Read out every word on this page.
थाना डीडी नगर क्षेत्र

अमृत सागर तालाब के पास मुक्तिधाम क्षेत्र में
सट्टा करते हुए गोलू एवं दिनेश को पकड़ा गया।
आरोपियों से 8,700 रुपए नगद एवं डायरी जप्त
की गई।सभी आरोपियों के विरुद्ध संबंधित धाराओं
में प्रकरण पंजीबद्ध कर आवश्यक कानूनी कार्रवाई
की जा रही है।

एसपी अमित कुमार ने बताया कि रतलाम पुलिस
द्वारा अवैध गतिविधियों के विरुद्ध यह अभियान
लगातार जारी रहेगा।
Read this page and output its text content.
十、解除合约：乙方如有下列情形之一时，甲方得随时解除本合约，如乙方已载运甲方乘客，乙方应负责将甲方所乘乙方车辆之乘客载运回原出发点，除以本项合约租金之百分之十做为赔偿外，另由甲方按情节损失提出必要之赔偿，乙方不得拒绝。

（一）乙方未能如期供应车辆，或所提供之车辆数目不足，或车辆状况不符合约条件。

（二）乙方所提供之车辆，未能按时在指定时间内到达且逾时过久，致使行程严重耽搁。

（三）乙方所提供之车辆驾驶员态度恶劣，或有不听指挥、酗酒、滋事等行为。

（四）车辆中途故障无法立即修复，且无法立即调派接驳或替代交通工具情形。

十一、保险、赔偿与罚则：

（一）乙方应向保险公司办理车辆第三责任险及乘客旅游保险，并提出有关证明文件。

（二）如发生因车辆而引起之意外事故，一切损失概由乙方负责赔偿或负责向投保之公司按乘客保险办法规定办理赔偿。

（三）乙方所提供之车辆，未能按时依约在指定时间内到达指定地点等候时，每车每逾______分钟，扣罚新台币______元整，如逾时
------------------------
● Goal: Work out how many lines above contain the word "page". Give only the number.

● Exercise solution: 2